STATED PROBLEM:
Restate the records below word for word.
== == ==
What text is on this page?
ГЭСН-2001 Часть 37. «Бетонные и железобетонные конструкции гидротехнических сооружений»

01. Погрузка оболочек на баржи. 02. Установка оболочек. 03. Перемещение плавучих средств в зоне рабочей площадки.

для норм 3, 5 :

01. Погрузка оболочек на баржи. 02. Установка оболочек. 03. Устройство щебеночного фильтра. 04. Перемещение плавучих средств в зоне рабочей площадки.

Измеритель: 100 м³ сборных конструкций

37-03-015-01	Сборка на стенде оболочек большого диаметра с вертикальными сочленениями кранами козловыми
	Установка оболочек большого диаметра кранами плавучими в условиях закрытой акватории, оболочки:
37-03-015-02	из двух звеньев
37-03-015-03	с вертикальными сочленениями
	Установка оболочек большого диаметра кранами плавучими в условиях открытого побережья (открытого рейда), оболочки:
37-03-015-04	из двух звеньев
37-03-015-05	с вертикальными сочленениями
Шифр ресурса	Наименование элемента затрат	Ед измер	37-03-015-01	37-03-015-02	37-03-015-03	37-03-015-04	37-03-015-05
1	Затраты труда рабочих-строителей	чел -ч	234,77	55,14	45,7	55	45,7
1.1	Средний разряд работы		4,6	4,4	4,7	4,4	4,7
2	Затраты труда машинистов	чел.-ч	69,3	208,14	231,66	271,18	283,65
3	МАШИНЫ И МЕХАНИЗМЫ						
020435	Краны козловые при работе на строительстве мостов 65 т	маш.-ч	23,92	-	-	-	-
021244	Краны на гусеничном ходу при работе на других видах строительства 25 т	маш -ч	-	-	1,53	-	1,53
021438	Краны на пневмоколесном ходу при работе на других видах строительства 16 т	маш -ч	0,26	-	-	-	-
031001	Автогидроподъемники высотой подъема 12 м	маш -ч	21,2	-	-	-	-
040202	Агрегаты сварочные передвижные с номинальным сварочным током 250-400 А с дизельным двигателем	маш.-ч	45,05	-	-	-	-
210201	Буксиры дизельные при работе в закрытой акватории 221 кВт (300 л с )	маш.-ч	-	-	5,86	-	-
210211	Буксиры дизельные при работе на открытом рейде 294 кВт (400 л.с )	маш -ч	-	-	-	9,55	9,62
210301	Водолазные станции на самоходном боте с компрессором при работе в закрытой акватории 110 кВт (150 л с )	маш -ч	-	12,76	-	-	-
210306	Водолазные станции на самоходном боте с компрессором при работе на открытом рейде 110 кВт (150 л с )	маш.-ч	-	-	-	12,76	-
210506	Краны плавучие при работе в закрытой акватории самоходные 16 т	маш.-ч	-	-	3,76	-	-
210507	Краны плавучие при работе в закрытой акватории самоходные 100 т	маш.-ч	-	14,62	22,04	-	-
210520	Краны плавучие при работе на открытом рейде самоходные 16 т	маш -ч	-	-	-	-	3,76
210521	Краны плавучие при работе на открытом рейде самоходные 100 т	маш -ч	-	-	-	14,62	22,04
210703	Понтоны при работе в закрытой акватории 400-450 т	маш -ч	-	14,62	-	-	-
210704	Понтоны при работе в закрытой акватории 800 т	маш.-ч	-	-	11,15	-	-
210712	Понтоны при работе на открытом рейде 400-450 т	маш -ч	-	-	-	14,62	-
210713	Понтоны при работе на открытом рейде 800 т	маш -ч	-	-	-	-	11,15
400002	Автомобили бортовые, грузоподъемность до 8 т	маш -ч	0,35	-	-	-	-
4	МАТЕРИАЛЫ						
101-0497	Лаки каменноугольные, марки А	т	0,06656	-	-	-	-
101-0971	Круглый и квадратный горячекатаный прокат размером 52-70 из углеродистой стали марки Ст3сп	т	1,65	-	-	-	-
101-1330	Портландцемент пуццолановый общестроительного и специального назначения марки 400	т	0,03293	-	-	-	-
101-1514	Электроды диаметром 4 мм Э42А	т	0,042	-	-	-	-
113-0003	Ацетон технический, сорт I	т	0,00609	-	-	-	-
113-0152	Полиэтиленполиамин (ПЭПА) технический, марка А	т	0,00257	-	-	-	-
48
== == ==
RESULT BELOW:
What text is on this page?
ГЭСН-2001 Часть 37. «Бетонные и железобетонные конструкции гидротехнических сооружений»

01. Погрузка оболочек на баржи. 02. Установка оболочек. 03. Перемещение плавучих средств в зоне рабочей площадки.

для норм 3, 5 :

01. Погрузка оболочек на баржи. 02. Установка оболочек. 03. Устройство щебеночного фильтра. 04. Перемещение плавучих средств в зоне рабочей площадки.

Измеритель: 100 м³ сборных конструкций

37-03-015-01	Сборка на стенде оболочек большого диаметра с вертикальными сочленениями кранами козловыми
	Установка оболочек большого диаметра кранами плавучими в условиях закрытой акватории, оболочки:
37-03-015-02	из двух звеньев
37-03-015-03	с вертикальными сочленениями
	Установка оболочек большого диаметра кранами плавучими в условиях открытого побережья (открытого рейда), оболочки:
37-03-015-04	из двух звеньев
37-03-015-05	с вертикальными сочленениями
Шифр ресурса	Наименование элемента затрат	Ед измер	37-03-015-01	37-03-015-02	37-03-015-03	37-03-015-04	37-03-015-05
1	Затраты труда рабочих-строителей	чел -ч	234,77	55,14	45,7	55	45,7
1.1	Средний разряд работы		4,6	4,4	4,7	4,4	4,7
2	Затраты труда машинистов	чел.-ч	69,3	208,14	231,66	271,18	283,65
3	МАШИНЫ И МЕХАНИЗМЫ						
020435	Краны козловые при работе на строительстве мостов 65 т	маш.-ч	23,92	-	-	-	-
021244	Краны на гусеничном ходу при работе на других видах строительства 25 т	маш -ч	-	-	1,53	-	1,53
021438	Краны на пневмоколесном ходу при работе на других видах строительства 16 т	маш -ч	0,26	-	-	-	-
031001	Автогидроподъемники высотой подъема 12 м	маш -ч	21,2	-	-	-	-
040202	Агрегаты сварочные передвижные с номинальным сварочным током 250-400 А с дизельным двигателем	маш.-ч	45,05	-	-	-	-
210201	Буксиры дизельные при работе в закрытой акватории 221 кВт (300 л с )	маш.-ч	-	-	5,86	-	-
210211	Буксиры дизельные при работе на открытом рейде 294 кВт (400 л.с )	маш -ч	-	-	-	9,55	9,62
210301	Водолазные станции на самоходном боте с компрессором при работе в закрытой акватории 110 кВт (150 л с )	маш -ч	-	12,76	-	-	-
210306	Водолазные станции на самоходном боте с компрессором при работе на открытом рейде 110 кВт (150 л с )	маш.-ч	-	-	-	12,76	-
210506	Краны плавучие при работе в закрытой акватории самоходные 16 т	маш.-ч	-	-	3,76	-	-
210507	Краны плавучие при работе в закрытой акватории самоходные 100 т	маш.-ч	-	14,62	22,04	-	-
210520	Краны плавучие при работе на открытом рейде самоходные 16 т	маш -ч	-	-	-	-	3,76
210521	Краны плавучие при работе на открытом рейде самоходные 100 т	маш -ч	-	-	-	14,62	22,04
210703	Понтоны при работе в закрытой акватории 400-450 т	маш -ч	-	14,62	-	-	-
210704	Понтоны при работе в закрытой акватории 800 т	маш.-ч	-	-	11,15	-	-
210712	Понтоны при работе на открытом рейде 400-450 т	маш -ч	-	-	-	14,62	-
210713	Понтоны при работе на открытом рейде 800 т	маш -ч	-	-	-	-	11,15
400002	Автомобили бортовые, грузоподъемность до 8 т	маш -ч	0,35	-	-	-	-
4	МАТЕРИАЛЫ						
101-0497	Лаки каменноугольные, марки А	т	0,06656	-	-	-	-
101-0971	Круглый и квадратный горячекатаный прокат размером 52-70 из углеродистой стали марки Ст3сп	т	1,65	-	-	-	-
101-1330	Портландцемент пуццолановый общестроительного и специального назначения марки 400	т	0,03293	-	-	-	-
101-1514	Электроды диаметром 4 мм Э42А	т	0,042	-	-	-	-
113-0003	Ацетон технический, сорт I	т	0,00609	-	-	-	-
113-0152	Полиэтиленполиамин (ПЭПА) технический, марка А	т	0,00257	-	-	-	-
48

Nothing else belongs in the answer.